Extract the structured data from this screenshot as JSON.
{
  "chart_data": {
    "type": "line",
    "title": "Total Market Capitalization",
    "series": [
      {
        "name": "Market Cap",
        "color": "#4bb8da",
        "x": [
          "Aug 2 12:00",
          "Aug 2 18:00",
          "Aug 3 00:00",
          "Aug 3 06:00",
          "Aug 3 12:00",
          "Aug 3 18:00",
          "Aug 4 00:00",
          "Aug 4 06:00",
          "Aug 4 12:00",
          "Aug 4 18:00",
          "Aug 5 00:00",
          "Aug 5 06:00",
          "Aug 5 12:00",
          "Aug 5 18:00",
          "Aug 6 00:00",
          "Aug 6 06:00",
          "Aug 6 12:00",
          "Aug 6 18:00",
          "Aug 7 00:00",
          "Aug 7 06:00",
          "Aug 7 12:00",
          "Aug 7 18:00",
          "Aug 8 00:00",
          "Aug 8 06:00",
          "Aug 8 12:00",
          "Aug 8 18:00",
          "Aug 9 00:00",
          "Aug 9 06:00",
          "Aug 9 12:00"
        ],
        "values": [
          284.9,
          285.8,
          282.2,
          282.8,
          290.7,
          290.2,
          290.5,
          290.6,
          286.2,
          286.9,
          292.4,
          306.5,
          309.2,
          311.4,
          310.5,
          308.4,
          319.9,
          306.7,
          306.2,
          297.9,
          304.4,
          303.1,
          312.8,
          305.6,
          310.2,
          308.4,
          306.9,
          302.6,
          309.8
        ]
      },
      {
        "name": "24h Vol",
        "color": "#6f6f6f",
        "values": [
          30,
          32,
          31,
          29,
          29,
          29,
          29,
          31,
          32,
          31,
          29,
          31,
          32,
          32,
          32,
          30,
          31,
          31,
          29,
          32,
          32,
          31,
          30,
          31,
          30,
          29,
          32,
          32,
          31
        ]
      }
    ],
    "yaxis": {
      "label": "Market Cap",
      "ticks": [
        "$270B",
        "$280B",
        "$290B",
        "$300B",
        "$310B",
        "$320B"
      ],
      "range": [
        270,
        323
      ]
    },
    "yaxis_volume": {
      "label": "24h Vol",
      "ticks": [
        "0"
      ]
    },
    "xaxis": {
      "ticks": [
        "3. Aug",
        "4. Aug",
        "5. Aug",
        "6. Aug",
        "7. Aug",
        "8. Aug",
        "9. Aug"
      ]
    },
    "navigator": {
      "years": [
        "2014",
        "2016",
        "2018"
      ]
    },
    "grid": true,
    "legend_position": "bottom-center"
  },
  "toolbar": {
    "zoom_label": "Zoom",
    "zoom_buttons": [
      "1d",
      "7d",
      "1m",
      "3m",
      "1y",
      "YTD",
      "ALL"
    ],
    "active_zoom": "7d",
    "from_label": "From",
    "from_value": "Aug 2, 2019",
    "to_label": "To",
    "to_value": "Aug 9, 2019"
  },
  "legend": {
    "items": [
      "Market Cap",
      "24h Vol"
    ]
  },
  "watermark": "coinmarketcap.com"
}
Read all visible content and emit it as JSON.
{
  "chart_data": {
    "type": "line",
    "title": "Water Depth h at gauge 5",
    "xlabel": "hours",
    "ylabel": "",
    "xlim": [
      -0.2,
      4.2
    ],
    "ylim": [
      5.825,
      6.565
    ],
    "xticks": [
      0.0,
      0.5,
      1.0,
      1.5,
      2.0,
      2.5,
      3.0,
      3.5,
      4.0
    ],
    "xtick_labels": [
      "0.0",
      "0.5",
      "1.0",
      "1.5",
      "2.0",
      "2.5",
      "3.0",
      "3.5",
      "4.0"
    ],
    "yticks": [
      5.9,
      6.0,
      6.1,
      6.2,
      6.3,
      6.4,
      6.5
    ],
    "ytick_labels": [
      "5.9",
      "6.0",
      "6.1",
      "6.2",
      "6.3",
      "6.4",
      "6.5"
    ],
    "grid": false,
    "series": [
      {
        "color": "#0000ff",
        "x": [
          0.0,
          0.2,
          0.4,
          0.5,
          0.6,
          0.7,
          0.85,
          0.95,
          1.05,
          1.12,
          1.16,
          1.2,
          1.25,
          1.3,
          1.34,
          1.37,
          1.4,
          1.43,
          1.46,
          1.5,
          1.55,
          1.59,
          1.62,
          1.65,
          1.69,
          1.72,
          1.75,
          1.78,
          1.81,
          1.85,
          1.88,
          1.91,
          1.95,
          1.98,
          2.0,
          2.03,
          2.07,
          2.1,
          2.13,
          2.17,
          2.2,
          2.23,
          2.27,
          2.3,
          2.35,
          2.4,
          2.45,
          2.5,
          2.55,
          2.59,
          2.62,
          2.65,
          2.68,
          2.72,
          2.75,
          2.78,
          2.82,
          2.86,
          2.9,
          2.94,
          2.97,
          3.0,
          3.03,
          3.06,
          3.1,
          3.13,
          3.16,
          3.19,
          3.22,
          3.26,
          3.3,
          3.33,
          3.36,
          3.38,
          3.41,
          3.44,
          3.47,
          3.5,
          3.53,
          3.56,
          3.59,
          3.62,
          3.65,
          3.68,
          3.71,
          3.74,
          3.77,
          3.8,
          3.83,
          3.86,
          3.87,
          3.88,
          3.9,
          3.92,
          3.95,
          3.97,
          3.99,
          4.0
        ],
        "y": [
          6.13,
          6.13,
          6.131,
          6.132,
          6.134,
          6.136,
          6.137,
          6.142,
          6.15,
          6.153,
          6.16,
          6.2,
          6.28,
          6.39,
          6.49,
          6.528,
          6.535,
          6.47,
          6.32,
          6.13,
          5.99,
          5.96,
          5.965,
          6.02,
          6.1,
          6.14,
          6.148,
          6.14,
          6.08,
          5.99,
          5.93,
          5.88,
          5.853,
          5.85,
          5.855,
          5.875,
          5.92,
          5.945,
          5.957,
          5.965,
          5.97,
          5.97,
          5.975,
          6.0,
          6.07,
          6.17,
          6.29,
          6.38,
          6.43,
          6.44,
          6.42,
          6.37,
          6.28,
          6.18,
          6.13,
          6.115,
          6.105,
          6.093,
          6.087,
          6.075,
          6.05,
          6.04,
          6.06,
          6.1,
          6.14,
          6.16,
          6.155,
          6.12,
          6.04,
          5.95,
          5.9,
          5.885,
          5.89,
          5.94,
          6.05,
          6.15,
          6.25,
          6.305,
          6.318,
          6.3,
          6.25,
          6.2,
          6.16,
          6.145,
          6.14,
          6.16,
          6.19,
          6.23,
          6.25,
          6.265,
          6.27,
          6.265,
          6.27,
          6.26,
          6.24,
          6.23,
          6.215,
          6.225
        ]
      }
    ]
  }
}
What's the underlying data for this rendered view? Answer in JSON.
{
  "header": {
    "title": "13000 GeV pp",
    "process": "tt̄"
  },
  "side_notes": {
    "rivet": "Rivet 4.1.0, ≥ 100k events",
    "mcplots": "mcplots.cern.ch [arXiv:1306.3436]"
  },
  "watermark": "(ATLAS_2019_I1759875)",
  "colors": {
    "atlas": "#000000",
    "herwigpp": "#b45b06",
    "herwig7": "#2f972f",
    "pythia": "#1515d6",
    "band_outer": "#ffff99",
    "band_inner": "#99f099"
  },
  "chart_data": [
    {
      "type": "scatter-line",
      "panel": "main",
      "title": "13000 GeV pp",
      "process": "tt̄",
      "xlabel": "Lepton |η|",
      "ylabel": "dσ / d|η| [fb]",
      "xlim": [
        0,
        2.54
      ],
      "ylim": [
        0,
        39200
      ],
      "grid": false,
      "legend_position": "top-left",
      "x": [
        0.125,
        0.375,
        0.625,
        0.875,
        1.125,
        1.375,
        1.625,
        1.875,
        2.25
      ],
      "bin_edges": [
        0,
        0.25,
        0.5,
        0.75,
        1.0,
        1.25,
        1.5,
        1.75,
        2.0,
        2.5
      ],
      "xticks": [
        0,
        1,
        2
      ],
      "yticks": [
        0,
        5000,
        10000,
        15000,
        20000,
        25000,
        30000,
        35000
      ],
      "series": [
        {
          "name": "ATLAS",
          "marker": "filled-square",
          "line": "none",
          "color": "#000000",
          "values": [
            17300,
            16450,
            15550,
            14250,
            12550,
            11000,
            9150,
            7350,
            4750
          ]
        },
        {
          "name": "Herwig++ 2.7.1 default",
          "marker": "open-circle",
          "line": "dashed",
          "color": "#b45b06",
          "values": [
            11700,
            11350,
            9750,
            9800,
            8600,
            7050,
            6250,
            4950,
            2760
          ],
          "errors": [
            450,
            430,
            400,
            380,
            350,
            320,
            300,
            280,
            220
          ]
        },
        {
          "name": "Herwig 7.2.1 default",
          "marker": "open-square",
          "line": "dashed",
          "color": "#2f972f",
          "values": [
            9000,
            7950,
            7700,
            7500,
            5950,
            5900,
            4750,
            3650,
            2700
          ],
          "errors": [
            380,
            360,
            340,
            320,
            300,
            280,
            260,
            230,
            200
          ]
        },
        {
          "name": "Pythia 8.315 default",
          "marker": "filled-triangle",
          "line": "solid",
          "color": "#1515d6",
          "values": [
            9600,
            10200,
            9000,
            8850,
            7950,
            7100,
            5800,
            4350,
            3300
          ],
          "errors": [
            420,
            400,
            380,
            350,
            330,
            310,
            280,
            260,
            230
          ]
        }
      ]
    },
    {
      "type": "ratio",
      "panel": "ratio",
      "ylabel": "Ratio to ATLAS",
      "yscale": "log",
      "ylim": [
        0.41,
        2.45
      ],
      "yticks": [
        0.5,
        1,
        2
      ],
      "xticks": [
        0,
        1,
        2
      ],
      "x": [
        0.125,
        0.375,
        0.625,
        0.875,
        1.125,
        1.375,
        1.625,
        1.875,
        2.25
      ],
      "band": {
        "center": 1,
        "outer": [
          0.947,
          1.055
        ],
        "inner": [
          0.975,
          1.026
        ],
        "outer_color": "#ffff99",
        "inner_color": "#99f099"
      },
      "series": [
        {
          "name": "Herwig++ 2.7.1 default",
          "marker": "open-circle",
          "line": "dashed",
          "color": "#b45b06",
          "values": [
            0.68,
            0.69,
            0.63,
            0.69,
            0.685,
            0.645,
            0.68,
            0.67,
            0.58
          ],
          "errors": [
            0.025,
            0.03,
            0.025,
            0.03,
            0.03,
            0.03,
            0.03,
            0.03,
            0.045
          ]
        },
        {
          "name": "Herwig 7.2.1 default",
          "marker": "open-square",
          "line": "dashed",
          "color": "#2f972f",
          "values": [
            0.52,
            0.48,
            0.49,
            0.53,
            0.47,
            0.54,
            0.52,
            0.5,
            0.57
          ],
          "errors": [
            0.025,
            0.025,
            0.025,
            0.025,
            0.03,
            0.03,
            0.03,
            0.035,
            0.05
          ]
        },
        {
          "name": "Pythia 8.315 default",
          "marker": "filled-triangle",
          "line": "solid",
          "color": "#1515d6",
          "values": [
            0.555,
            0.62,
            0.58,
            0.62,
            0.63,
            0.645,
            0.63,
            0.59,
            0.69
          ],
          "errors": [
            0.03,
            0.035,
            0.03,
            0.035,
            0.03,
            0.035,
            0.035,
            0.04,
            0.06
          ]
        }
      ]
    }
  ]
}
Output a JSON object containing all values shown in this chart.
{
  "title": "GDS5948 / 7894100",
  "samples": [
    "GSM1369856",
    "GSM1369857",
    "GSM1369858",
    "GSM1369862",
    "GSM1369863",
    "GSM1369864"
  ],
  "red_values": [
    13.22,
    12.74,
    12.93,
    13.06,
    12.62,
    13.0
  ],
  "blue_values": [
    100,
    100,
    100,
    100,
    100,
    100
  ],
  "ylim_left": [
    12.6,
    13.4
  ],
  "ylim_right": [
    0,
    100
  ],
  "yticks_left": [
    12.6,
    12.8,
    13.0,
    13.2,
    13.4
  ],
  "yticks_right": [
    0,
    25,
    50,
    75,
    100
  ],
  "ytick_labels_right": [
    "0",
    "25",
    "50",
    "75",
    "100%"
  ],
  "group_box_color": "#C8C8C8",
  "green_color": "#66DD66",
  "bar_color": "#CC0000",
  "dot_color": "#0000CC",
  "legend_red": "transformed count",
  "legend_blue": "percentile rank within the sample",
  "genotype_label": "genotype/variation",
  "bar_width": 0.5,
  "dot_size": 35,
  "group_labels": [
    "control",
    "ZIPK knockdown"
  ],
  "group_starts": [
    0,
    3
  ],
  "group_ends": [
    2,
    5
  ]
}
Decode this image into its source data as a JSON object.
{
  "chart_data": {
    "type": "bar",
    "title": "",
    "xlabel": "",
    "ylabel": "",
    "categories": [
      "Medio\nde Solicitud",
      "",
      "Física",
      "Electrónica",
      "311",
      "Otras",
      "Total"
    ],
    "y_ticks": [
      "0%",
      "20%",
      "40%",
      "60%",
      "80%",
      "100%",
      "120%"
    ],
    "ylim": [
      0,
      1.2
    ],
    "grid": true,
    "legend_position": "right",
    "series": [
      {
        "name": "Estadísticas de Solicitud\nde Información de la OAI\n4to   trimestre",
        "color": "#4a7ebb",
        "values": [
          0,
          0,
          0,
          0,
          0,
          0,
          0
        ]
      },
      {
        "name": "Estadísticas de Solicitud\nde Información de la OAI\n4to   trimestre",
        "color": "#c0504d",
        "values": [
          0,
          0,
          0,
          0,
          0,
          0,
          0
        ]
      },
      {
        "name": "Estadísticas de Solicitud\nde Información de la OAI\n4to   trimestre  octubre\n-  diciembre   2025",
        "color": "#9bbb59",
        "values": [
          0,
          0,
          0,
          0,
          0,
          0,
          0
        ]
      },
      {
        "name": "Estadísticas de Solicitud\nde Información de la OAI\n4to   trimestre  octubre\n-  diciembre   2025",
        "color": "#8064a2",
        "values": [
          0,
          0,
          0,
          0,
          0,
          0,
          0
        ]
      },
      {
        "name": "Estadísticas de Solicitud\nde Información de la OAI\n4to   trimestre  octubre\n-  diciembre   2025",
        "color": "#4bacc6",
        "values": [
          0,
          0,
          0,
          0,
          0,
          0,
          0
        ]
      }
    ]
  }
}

- _What you need to do_: Gather up every line from the listing above in which the word "grid" occurs.

- _Response to this exercise_:
    "grid": true,
    "grid": false,
      "grid": false,
    "grid": true,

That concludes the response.